Excerpt from a dataset

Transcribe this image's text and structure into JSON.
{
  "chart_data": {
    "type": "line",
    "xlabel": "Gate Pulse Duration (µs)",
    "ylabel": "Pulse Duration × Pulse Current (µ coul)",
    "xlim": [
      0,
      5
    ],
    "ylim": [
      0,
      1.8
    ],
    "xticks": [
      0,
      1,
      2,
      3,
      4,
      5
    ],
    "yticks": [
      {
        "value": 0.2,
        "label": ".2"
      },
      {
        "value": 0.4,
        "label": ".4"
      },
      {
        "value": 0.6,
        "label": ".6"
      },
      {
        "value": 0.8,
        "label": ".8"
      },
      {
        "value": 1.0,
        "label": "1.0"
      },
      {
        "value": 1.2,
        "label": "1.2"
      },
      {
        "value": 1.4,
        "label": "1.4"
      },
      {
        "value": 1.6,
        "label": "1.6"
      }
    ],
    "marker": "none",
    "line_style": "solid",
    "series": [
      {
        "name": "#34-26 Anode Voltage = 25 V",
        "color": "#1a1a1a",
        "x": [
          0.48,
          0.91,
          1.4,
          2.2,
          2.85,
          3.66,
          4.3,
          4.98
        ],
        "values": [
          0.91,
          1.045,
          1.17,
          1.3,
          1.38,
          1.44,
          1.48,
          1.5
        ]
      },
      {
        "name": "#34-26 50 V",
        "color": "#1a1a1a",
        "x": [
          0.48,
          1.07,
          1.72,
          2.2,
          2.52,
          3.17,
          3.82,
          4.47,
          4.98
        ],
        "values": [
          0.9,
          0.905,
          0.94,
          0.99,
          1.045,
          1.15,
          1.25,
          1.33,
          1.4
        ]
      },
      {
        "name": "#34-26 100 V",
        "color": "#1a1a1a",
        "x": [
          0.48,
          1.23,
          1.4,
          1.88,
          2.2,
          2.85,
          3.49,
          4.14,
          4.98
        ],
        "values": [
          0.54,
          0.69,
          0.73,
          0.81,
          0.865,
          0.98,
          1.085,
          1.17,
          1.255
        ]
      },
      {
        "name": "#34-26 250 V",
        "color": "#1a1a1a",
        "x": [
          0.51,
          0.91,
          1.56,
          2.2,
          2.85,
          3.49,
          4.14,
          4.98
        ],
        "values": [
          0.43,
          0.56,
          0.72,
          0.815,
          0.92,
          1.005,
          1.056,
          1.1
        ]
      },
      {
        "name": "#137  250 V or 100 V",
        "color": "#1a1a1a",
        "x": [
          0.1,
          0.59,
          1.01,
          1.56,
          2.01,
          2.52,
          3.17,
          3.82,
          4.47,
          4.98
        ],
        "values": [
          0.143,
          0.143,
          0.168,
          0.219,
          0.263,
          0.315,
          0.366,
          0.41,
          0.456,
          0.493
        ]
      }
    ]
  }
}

DIRECTIVE: Search the listing above for the string "Pulse". Copy every line that contains it.

FULL OUTPUT:
    "xlabel": "Gate Pulse Duration (µs)",
    "ylabel": "Pulse Duration × Pulse Current (µ coul)",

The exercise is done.